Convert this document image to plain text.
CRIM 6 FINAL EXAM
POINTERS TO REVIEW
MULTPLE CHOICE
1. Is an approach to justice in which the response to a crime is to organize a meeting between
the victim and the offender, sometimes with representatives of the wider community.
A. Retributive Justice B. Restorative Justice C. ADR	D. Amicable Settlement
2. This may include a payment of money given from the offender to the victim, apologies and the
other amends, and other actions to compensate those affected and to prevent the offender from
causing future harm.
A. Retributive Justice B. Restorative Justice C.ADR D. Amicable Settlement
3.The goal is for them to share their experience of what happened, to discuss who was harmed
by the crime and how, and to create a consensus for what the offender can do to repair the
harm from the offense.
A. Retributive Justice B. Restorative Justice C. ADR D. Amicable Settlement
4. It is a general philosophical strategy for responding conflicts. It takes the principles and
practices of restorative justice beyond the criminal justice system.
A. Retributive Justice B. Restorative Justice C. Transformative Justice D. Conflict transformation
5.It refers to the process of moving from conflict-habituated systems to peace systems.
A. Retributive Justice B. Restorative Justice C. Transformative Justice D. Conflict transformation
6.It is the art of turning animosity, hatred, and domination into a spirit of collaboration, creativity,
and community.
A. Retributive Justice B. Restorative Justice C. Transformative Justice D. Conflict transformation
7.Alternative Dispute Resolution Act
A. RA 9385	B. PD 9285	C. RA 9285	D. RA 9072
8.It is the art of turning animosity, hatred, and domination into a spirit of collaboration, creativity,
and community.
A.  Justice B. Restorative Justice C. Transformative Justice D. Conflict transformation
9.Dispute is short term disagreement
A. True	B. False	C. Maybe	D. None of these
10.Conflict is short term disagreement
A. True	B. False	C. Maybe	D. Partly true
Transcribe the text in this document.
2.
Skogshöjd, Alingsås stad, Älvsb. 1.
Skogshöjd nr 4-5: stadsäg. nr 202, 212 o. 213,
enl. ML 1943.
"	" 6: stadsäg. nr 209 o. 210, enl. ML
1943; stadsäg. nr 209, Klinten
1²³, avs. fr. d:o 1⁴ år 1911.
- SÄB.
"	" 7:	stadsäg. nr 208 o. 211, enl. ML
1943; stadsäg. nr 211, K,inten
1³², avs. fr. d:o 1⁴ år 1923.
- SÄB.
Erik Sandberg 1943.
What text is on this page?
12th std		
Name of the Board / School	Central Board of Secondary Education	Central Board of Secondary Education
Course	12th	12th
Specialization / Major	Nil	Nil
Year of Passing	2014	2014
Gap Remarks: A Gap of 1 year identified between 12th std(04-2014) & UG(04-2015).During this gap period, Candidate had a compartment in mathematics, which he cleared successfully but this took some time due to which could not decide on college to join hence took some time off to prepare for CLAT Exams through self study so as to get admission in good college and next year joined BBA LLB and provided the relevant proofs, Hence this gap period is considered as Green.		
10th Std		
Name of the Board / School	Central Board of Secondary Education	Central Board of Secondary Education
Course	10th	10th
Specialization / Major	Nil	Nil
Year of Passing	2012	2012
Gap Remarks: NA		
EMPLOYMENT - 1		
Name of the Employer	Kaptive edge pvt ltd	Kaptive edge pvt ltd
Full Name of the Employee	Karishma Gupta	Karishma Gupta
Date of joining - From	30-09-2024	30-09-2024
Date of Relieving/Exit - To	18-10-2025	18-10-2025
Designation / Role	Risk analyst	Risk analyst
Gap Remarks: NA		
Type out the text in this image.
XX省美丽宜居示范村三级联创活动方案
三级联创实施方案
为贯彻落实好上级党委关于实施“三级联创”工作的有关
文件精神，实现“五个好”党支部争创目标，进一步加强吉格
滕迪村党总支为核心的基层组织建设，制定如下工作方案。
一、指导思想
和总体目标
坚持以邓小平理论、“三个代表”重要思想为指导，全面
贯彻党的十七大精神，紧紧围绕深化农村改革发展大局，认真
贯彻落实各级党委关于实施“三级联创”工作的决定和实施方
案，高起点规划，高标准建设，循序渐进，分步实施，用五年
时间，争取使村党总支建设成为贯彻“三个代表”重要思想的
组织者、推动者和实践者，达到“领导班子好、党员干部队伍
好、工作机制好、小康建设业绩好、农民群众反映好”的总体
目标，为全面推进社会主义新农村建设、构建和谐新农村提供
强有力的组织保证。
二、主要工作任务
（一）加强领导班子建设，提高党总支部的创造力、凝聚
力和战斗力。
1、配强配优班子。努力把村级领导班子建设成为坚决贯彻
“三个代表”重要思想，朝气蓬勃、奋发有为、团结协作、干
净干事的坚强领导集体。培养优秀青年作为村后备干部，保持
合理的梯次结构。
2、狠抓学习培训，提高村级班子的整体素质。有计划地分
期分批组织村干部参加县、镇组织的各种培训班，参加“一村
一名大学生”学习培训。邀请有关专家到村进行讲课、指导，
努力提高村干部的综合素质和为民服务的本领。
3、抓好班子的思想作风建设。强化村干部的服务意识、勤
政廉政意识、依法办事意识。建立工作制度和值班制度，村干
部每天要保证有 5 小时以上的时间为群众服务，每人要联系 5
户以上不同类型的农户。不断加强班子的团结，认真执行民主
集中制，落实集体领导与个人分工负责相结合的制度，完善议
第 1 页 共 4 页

• _What you are asked to do_:
Give back the lines of the listing from the one with "Type out the text in this image." through the end, both included, exactly as written and with nothing added.

• _Answer below_:
Type out the text in this image.
XX省美丽宜居示范村三级联创活动方案
三级联创实施方案
为贯彻落实好上级党委关于实施“三级联创”工作的有关
文件精神，实现“五个好”党支部争创目标，进一步加强吉格
滕迪村党总支为核心的基层组织建设，制定如下工作方案。
一、指导思想
和总体目标
坚持以邓小平理论、“三个代表”重要思想为指导，全面
贯彻党的十七大精神，紧紧围绕深化农村改革发展大局，认真
贯彻落实各级党委关于实施“三级联创”工作的决定和实施方
案，高起点规划，高标准建设，循序渐进，分步实施，用五年
时间，争取使村党总支建设成为贯彻“三个代表”重要思想的
组织者、推动者和实践者，达到“领导班子好、党员干部队伍
好、工作机制好、小康建设业绩好、农民群众反映好”的总体
目标，为全面推进社会主义新农村建设、构建和谐新农村提供
强有力的组织保证。
二、主要工作任务
（一）加强领导班子建设，提高党总支部的创造力、凝聚
力和战斗力。
1、配强配优班子。努力把村级领导班子建设成为坚决贯彻
“三个代表”重要思想，朝气蓬勃、奋发有为、团结协作、干
净干事的坚强领导集体。培养优秀青年作为村后备干部，保持
合理的梯次结构。
2、狠抓学习培训，提高村级班子的整体素质。有计划地分
期分批组织村干部参加县、镇组织的各种培训班，参加“一村
一名大学生”学习培训。邀请有关专家到村进行讲课、指导，
努力提高村干部的综合素质和为民服务的本领。
3、抓好班子的思想作风建设。强化村干部的服务意识、勤
政廉政意识、依法办事意识。建立工作制度和值班制度，村干
部每天要保证有 5 小时以上的时间为群众服务，每人要联系 5
户以上不同类型的农户。不断加强班子的团结，认真执行民主
集中制，落实集体领导与个人分工负责相结合的制度，完善议
第 1 页 共 4 页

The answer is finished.